TASK TO CARRY OUT: Can you give all the records again without altering a single character?
──────── LISTING
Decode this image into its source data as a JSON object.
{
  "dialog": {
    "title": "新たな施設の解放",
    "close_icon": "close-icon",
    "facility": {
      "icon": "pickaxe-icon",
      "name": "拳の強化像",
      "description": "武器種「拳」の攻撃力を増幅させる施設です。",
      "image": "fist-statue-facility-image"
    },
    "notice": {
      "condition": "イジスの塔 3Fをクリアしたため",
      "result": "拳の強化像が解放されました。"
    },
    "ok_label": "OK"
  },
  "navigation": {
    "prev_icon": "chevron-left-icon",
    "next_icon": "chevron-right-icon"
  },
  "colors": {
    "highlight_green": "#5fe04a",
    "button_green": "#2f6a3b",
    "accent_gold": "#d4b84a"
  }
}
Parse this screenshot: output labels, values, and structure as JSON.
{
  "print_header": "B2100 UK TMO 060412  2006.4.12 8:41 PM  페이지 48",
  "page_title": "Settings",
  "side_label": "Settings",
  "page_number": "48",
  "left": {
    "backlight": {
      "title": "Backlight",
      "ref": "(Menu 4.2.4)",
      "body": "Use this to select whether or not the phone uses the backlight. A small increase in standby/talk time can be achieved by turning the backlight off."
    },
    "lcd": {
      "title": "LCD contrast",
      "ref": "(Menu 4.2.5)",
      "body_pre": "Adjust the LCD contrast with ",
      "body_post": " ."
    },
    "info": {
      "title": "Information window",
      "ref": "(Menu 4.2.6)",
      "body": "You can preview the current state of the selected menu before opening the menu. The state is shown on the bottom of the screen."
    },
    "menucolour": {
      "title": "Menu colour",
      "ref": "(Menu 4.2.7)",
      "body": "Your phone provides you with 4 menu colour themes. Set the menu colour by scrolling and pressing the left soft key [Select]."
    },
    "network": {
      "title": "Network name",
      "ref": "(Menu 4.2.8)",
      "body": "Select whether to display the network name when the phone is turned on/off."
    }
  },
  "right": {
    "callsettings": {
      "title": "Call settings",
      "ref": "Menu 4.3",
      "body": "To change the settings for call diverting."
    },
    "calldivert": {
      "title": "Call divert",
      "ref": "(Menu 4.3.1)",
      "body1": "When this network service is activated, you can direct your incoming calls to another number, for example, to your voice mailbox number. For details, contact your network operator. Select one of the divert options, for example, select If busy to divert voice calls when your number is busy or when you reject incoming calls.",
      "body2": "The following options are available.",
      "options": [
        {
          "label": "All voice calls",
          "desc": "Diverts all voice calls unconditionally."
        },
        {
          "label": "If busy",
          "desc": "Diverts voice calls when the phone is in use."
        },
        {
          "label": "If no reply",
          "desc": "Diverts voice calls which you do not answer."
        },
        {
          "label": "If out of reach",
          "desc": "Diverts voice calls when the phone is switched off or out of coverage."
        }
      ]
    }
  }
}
────────────────
ANSWER TO THE TASK:
Decode this image into its source data as a JSON object.
{
  "dialog": {
    "title": "新たな施設の解放",
    "close_icon": "close-icon",
    "facility": {
      "icon": "pickaxe-icon",
      "name": "拳の強化像",
      "description": "武器種「拳」の攻撃力を増幅させる施設です。",
      "image": "fist-statue-facility-image"
    },
    "notice": {
      "condition": "イジスの塔 3Fをクリアしたため",
      "result": "拳の強化像が解放されました。"
    },
    "ok_label": "OK"
  },
  "navigation": {
    "prev_icon": "chevron-left-icon",
    "next_icon": "chevron-right-icon"
  },
  "colors": {
    "highlight_green": "#5fe04a",
    "button_green": "#2f6a3b",
    "accent_gold": "#d4b84a"
  }
}
Parse this screenshot: output labels, values, and structure as JSON.
{
  "print_header": "B2100 UK TMO 060412  2006.4.12 8:41 PM  페이지 48",
  "page_title": "Settings",
  "side_label": "Settings",
  "page_number": "48",
  "left": {
    "backlight": {
      "title": "Backlight",
      "ref": "(Menu 4.2.4)",
      "body": "Use this to select whether or not the phone uses the backlight. A small increase in standby/talk time can be achieved by turning the backlight off."
    },
    "lcd": {
      "title": "LCD contrast",
      "ref": "(Menu 4.2.5)",
      "body_pre": "Adjust the LCD contrast with ",
      "body_post": " ."
    },
    "info": {
      "title": "Information window",
      "ref": "(Menu 4.2.6)",
      "body": "You can preview the current state of the selected menu before opening the menu. The state is shown on the bottom of the screen."
    },
    "menucolour": {
      "title": "Menu colour",
      "ref": "(Menu 4.2.7)",
      "body": "Your phone provides you with 4 menu colour themes. Set the menu colour by scrolling and pressing the left soft key [Select]."
    },
    "network": {
      "title": "Network name",
      "ref": "(Menu 4.2.8)",
      "body": "Select whether to display the network name when the phone is turned on/off."
    }
  },
  "right": {
    "callsettings": {
      "title": "Call settings",
      "ref": "Menu 4.3",
      "body": "To change the settings for call diverting."
    },
    "calldivert": {
      "title": "Call divert",
      "ref": "(Menu 4.3.1)",
      "body1": "When this network service is activated, you can direct your incoming calls to another number, for example, to your voice mailbox number. For details, contact your network operator. Select one of the divert options, for example, select If busy to divert voice calls when your number is busy or when you reject incoming calls.",
      "body2": "The following options are available.",
      "options": [
        {
          "label": "All voice calls",
          "desc": "Diverts all voice calls unconditionally."
        },
        {
          "label": "If busy",
          "desc": "Diverts voice calls when the phone is in use."
        },
        {
          "label": "If no reply",
          "desc": "Diverts voice calls which you do not answer."
        },
        {
          "label": "If out of reach",
          "desc": "Diverts voice calls when the phone is switched off or out of coverage."
        }
      ]
    }
  }
}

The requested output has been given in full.